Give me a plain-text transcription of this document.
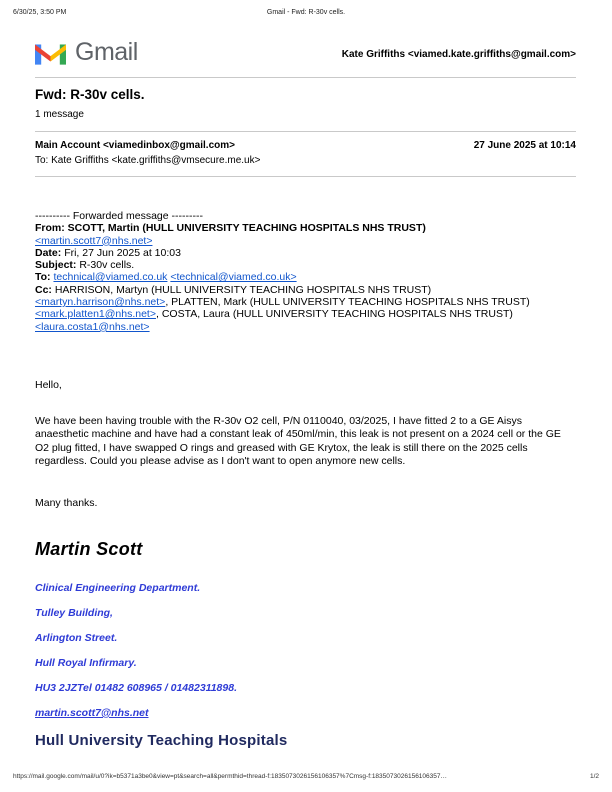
6/30/25, 3:50 PM	Gmail - Fwd: R-30v cells.
Gmail	Kate Griffiths <viamed.kate.griffiths@gmail.com>
Fwd: R-30v cells.
1 message
Main Account <viamedinbox@gmail.com>	27 June 2025 at 10:14
To: Kate Griffiths <kate.griffiths@vmsecure.me.uk>
---------- Forwarded message ---------
From: SCOTT, Martin (HULL UNIVERSITY TEACHING HOSPITALS NHS TRUST)
<martin.scott7@nhs.net>
Date: Fri, 27 Jun 2025 at 10:03
Subject: R-30v cells.
To: technical@viamed.co.uk <technical@viamed.co.uk>
Cc: HARRISON, Martyn (HULL UNIVERSITY TEACHING HOSPITALS NHS TRUST)
<martyn.harrison@nhs.net>, PLATTEN, Mark (HULL UNIVERSITY TEACHING HOSPITALS NHS TRUST)
<mark.platten1@nhs.net>, COSTA, Laura (HULL UNIVERSITY TEACHING HOSPITALS NHS TRUST)
<laura.costa1@nhs.net>
Hello,
We have been having trouble with the R-30v O2 cell, P/N 0110040, 03/2025, I have fitted 2 to a GE Aisys anaesthetic machine and have had a constant leak of 450ml/min, this leak is not present on a 2024 cell or the GE O2 plug fitted, I have swapped O rings and greased with GE Krytox, the leak is still there on the 2025 cells regardless. Could you please advise as I don't want to open anymore new cells.
Many thanks.
Martin Scott
Clinical Engineering Department.
Tulley Building,
Arlington Street.
Hull Royal Infirmary.
HU3 2JZTel 01482 608965 / 01482311898.
martin.scott7@nhs.net
Hull University Teaching Hospitals
https://mail.google.com/mail/u/0?ik=b5371a3be0&view=pt&search=all&permthid=thread-f:1835073026156106357%7Cmsg-f:1835073026156106357…	1/2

* **Task prompt**:
Copy out each line of the data where the string "Kate" appears.

* **Expected output**:
Gmail	Kate Griffiths <viamed.kate.griffiths@gmail.com>
To: Kate Griffiths <kate.griffiths@vmsecure.me.uk>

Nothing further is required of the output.